● Stored data entries:
(begin)
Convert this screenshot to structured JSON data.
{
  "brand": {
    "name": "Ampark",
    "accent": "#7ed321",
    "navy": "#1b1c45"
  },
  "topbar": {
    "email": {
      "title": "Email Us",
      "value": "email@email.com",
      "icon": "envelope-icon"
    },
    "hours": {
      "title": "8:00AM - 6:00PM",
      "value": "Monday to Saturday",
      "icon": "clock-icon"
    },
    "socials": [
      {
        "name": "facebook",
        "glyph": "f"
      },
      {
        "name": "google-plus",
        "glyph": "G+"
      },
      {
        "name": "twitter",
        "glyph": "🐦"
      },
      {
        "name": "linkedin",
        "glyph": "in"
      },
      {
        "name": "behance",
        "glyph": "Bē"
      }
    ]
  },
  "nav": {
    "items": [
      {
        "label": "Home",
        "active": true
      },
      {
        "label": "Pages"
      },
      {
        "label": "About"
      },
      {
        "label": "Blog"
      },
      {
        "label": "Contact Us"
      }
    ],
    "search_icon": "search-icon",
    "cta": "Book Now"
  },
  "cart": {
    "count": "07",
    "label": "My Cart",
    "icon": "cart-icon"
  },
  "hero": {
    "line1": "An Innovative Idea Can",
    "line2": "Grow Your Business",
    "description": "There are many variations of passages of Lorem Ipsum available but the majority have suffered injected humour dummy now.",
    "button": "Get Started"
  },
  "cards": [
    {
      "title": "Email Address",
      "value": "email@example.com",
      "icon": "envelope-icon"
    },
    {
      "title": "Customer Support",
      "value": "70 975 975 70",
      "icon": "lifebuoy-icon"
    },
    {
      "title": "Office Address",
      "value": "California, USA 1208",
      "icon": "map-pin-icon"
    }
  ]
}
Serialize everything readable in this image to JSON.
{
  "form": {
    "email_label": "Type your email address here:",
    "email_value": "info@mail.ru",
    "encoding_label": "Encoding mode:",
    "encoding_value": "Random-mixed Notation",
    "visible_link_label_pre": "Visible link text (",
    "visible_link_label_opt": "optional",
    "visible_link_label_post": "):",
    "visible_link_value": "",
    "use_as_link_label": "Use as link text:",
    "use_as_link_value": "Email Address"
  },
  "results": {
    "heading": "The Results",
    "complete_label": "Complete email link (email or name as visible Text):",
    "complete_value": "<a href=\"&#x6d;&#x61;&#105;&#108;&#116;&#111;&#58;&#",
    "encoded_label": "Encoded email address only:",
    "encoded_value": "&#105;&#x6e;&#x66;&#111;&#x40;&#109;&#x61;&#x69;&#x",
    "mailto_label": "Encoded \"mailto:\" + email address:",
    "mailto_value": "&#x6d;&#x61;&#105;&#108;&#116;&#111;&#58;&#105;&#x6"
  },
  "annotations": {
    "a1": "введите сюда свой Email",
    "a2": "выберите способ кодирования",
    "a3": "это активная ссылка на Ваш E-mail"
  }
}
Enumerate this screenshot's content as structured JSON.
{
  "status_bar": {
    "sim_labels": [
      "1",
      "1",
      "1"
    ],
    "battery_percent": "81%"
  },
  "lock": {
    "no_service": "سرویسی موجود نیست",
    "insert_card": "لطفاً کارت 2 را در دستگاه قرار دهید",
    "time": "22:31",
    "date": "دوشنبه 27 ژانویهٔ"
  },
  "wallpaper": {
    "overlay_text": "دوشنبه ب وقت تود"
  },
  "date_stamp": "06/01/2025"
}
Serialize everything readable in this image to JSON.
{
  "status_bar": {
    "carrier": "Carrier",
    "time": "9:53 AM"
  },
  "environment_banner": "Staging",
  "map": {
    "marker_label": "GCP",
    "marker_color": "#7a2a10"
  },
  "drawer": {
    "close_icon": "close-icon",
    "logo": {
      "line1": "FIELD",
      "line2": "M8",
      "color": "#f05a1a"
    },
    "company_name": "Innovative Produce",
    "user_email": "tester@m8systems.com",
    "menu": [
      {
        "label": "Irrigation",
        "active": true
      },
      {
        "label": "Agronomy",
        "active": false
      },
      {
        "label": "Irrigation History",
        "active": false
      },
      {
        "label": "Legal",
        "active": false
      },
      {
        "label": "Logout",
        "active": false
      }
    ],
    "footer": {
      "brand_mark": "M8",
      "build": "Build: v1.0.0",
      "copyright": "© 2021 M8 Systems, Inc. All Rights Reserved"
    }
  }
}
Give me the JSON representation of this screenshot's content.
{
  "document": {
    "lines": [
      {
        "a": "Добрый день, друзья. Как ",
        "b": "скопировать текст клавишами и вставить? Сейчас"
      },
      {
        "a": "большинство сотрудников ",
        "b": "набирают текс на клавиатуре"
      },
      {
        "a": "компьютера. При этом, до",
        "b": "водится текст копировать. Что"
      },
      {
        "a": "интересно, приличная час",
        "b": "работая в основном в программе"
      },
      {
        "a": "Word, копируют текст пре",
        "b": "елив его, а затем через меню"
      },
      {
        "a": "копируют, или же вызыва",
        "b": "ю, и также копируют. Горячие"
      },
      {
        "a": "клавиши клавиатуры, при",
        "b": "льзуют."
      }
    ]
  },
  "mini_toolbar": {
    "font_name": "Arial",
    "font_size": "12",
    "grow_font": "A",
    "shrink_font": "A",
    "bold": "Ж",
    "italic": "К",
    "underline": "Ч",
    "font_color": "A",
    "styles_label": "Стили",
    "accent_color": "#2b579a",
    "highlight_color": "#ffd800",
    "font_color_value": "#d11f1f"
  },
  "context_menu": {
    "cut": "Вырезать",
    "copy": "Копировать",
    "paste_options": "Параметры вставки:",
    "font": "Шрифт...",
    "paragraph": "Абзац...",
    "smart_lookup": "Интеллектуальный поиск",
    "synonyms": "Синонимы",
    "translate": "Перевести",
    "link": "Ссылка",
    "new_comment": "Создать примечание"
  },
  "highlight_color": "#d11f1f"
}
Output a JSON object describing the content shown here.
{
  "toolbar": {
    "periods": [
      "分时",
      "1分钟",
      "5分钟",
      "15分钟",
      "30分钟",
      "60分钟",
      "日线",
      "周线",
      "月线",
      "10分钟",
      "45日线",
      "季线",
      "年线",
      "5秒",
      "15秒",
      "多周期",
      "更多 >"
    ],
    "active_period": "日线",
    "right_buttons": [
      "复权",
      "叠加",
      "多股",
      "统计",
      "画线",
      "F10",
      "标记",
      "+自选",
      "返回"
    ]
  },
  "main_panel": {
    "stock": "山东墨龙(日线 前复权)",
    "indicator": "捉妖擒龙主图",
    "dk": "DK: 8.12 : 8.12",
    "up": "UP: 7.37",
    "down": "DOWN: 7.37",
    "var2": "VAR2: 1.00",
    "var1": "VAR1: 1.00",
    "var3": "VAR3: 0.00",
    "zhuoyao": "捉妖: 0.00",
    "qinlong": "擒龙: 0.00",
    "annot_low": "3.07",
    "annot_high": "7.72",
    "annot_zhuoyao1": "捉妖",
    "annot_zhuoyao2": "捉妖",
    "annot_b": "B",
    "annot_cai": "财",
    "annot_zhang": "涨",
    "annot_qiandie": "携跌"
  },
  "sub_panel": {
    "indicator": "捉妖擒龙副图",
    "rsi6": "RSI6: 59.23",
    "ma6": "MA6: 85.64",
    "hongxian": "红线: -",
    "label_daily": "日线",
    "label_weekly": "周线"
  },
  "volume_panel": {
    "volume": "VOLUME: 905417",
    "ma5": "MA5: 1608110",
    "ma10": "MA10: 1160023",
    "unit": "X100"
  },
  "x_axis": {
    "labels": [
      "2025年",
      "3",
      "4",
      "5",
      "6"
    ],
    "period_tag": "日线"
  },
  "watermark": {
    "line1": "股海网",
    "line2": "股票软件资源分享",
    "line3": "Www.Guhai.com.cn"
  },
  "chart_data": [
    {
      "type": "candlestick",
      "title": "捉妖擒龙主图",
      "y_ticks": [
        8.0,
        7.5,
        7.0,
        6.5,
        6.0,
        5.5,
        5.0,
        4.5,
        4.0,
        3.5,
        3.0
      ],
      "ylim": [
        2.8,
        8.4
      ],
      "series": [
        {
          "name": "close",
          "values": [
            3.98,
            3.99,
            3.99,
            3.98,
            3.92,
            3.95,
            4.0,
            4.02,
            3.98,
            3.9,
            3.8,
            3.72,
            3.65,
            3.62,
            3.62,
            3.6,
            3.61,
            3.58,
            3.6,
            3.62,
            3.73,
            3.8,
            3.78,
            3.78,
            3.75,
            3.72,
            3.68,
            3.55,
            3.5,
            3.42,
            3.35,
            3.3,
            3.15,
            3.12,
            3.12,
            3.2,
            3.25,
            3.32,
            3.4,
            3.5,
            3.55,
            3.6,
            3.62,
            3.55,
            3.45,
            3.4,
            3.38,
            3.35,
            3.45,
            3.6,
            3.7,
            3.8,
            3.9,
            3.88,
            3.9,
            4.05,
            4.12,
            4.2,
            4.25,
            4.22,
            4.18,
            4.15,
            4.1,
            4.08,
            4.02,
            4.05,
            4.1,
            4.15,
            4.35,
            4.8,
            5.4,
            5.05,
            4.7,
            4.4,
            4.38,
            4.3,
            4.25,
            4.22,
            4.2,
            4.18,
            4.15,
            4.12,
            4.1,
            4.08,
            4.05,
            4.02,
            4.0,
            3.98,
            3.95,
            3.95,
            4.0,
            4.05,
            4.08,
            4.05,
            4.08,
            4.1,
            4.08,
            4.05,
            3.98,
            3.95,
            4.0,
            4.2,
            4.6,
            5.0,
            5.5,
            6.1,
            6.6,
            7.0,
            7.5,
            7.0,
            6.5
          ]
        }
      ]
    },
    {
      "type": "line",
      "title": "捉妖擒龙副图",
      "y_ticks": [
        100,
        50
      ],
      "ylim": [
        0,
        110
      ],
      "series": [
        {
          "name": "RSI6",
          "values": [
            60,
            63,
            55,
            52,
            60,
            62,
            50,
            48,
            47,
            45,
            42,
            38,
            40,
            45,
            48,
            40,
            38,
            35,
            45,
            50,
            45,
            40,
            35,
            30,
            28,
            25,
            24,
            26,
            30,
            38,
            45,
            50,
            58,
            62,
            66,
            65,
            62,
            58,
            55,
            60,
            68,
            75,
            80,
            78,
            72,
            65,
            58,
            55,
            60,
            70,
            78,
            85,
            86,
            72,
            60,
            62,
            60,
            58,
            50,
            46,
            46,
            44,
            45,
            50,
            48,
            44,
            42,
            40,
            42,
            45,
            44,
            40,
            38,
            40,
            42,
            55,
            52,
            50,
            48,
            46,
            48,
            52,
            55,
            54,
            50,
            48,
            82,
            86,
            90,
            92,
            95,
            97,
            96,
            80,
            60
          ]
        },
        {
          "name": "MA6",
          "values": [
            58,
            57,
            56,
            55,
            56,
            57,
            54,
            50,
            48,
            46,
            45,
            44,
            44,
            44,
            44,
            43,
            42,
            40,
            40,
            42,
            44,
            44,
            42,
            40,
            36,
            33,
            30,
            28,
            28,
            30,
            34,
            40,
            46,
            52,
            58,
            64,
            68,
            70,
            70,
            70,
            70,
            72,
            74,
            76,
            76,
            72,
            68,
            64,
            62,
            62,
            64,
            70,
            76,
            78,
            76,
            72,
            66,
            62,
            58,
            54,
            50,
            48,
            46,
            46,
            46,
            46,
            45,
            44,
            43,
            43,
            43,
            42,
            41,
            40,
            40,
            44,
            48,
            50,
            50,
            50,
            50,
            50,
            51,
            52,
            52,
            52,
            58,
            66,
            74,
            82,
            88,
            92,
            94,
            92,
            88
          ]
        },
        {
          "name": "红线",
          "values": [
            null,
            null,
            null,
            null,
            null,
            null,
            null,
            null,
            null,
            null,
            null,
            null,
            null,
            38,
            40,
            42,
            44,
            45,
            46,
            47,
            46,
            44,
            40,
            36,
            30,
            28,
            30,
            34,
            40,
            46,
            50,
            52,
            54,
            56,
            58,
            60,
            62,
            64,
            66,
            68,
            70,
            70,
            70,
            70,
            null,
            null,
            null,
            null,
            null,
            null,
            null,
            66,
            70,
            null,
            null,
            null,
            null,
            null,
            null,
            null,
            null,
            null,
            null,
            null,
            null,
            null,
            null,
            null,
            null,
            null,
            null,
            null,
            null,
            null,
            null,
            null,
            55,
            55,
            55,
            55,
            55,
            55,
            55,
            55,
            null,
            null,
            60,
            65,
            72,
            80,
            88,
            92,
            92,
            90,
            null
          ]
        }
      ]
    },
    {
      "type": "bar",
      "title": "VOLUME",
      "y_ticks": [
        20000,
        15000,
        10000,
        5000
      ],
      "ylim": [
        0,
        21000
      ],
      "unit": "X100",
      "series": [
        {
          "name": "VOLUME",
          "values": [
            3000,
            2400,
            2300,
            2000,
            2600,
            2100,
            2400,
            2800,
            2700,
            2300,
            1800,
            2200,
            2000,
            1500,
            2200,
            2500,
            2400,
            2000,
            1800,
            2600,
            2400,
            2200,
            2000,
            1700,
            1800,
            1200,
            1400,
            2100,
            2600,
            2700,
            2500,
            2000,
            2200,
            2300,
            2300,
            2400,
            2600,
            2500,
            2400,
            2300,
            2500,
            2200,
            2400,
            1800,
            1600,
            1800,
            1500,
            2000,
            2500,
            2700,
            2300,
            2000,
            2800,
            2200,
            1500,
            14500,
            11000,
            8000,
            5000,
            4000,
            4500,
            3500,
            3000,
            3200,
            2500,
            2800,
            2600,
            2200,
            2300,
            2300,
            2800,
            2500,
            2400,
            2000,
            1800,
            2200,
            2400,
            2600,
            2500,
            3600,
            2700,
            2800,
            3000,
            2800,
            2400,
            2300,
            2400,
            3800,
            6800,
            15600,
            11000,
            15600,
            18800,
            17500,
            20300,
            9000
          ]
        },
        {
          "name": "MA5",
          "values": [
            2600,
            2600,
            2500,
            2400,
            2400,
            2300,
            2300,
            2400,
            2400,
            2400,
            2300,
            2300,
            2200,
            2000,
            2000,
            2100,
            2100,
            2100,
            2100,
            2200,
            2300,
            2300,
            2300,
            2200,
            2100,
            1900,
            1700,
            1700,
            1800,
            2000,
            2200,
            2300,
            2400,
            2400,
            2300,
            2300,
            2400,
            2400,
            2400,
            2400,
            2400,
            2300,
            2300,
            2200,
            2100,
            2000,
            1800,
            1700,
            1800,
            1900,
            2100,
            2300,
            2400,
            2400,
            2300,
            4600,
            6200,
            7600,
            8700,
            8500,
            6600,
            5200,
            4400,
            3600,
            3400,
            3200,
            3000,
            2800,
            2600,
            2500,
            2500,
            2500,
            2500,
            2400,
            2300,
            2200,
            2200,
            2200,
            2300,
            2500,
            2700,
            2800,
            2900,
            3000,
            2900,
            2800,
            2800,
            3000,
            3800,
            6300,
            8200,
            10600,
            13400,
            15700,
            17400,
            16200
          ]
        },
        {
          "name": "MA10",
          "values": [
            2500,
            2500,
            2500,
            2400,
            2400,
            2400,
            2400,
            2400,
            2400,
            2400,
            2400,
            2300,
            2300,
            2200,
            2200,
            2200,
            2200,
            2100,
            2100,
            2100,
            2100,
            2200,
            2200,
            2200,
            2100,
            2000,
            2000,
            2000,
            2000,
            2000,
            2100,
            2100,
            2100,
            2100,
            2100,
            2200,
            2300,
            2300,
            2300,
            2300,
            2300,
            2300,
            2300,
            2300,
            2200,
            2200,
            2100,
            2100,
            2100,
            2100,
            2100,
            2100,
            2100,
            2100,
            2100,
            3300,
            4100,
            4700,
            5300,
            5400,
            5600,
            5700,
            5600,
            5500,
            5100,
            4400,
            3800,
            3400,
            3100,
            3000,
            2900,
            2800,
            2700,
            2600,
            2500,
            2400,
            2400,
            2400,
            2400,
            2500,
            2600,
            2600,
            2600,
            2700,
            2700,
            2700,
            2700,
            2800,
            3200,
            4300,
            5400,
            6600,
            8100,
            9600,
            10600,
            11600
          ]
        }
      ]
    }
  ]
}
(end)
● Written problem: Of the lines in the data, how many contain the word "копируют"? Provide the number and nothing further.

● Worked solution: 3